Dataset items
• • • •

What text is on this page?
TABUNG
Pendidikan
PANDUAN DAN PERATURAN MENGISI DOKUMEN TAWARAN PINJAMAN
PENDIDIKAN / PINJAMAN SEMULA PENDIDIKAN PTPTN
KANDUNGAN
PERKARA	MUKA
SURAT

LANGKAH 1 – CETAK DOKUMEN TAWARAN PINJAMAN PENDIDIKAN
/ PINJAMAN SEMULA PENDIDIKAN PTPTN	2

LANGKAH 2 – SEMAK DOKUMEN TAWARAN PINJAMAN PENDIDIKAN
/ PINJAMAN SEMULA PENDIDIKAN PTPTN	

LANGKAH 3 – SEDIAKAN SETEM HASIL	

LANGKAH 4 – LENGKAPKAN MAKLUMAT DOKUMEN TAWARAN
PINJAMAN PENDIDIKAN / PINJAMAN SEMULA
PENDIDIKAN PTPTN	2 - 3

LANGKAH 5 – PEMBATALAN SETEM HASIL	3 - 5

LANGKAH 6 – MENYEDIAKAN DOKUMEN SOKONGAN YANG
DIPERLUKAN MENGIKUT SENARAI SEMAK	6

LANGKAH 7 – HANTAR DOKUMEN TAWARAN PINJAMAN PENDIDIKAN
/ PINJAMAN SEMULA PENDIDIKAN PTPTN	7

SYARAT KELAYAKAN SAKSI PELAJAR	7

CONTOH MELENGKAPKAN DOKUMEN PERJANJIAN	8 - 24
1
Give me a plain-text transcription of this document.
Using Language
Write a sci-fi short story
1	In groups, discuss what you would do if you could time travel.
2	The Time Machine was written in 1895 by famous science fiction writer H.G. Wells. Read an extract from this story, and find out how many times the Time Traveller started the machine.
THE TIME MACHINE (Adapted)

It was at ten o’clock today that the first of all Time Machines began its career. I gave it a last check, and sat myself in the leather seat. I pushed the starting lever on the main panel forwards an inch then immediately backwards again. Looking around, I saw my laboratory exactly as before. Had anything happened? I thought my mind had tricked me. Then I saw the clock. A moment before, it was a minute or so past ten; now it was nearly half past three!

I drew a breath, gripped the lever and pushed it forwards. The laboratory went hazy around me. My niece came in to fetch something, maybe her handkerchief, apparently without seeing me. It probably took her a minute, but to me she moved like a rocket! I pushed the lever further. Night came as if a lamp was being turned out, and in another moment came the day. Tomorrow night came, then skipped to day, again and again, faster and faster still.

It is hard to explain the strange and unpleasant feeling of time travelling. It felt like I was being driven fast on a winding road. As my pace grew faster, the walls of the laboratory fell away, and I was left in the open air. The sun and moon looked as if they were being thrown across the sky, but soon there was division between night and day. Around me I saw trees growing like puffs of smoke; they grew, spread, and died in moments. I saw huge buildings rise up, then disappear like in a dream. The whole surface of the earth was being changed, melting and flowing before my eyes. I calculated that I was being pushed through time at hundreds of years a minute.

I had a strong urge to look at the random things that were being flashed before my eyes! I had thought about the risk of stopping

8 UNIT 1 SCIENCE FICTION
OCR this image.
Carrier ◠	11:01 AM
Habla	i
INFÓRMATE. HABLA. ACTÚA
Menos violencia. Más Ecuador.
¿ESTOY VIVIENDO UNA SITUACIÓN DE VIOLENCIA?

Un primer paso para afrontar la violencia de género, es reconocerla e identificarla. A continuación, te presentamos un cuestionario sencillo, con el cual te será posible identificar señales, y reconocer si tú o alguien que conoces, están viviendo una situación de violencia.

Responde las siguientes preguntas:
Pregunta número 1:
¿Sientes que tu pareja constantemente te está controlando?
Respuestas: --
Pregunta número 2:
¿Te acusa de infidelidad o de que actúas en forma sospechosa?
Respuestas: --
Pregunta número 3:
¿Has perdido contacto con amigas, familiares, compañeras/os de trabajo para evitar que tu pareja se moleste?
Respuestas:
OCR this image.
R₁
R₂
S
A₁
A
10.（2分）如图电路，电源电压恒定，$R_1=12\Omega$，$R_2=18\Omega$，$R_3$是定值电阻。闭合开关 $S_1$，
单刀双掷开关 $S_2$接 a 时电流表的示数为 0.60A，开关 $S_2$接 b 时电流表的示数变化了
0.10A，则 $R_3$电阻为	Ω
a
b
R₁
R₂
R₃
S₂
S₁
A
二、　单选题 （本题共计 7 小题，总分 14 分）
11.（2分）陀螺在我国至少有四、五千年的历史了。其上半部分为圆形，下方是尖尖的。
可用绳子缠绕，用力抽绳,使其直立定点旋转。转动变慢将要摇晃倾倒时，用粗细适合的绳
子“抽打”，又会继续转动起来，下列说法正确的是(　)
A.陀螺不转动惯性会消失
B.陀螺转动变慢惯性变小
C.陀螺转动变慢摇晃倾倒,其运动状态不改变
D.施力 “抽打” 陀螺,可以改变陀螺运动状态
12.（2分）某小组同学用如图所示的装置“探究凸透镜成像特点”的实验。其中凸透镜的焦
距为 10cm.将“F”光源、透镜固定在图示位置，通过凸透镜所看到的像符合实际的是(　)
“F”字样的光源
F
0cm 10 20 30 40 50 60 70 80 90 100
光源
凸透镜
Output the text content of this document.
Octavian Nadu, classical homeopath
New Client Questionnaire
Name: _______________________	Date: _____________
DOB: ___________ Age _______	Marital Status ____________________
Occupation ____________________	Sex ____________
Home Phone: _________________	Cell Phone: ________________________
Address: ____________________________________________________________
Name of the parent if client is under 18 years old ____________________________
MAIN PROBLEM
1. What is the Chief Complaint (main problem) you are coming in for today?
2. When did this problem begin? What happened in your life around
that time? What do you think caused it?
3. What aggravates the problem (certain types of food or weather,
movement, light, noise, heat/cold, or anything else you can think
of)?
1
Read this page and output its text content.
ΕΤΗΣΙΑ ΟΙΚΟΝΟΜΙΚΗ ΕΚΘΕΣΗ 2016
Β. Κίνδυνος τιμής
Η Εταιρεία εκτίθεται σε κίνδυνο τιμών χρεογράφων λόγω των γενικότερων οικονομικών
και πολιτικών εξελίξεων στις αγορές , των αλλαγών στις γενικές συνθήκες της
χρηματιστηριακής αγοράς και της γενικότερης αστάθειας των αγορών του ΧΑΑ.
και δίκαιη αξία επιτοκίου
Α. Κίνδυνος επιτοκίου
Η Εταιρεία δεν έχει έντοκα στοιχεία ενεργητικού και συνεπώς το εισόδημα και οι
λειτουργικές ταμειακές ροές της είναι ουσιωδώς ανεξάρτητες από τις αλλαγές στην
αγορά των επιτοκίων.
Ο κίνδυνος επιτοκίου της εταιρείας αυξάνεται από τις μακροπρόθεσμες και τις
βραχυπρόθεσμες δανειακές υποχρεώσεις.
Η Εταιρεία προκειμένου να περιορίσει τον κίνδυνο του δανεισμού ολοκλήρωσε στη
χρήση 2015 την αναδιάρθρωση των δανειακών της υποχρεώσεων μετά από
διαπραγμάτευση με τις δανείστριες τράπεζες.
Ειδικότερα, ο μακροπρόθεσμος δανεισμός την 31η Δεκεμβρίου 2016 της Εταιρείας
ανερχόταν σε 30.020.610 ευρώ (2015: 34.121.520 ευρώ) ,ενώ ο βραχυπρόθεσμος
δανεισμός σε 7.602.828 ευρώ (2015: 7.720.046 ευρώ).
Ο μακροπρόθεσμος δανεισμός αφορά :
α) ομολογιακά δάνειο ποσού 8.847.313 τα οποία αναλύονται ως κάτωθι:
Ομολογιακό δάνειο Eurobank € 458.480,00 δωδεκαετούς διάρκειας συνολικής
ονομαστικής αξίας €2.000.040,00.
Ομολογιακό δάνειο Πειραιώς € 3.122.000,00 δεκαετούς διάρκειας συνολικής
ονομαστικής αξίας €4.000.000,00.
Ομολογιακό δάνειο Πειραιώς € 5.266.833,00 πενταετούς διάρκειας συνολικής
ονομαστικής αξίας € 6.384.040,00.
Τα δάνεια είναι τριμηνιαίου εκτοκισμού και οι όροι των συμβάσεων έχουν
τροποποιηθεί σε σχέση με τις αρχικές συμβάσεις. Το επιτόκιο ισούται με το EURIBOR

• • • •

Filter the records for lines holding the string "SETEM". Copy each one.

LANGKAH 3 – SEDIAKAN SETEM HASIL	
LANGKAH 5 – PEMBATALAN SETEM HASIL	3 - 5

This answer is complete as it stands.